[Data to use]
--- BEGIN ---

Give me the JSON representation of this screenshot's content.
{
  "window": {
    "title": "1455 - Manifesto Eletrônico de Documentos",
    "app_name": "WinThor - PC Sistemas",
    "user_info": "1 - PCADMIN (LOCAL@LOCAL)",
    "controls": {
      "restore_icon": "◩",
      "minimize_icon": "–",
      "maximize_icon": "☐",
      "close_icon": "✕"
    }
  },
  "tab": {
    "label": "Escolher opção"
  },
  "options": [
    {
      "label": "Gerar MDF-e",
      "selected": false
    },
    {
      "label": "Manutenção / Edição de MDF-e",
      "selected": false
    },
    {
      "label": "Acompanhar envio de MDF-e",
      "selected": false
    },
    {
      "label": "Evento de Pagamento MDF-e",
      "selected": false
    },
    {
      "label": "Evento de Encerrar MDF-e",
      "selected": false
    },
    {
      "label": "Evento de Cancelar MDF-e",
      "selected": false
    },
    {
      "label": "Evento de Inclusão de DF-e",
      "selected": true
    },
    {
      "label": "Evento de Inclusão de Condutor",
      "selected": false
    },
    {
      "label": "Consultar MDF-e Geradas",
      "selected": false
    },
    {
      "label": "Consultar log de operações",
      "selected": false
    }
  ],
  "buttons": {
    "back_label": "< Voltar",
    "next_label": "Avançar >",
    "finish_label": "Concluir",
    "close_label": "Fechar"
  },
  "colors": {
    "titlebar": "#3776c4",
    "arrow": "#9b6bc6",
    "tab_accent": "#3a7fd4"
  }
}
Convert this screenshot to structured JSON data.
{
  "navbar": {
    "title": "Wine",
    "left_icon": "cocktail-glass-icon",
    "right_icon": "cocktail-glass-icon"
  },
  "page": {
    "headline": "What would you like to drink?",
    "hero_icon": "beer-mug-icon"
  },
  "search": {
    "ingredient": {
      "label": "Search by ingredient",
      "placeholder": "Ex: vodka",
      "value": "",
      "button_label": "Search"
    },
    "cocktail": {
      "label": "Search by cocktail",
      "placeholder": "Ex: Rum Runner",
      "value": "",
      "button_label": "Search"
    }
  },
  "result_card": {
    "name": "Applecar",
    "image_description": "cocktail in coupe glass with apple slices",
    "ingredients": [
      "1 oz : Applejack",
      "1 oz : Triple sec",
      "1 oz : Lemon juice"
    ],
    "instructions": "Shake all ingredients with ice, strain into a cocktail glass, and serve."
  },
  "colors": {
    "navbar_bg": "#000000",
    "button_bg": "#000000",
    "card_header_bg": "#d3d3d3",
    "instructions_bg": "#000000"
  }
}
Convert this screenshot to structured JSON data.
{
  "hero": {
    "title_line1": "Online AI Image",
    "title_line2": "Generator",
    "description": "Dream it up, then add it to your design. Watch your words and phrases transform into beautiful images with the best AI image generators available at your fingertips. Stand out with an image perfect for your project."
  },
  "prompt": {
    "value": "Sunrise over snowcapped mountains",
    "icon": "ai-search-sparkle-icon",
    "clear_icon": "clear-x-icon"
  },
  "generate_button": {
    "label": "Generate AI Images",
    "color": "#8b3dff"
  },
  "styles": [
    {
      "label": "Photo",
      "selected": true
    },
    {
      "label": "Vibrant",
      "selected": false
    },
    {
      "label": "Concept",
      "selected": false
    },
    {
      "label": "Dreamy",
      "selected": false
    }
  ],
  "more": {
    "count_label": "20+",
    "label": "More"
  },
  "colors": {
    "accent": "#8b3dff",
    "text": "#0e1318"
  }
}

--- END ---

[Work instructions]
Write the number of lines containing the word "Evento" and nothing besides it.

[Output of the exercise]
5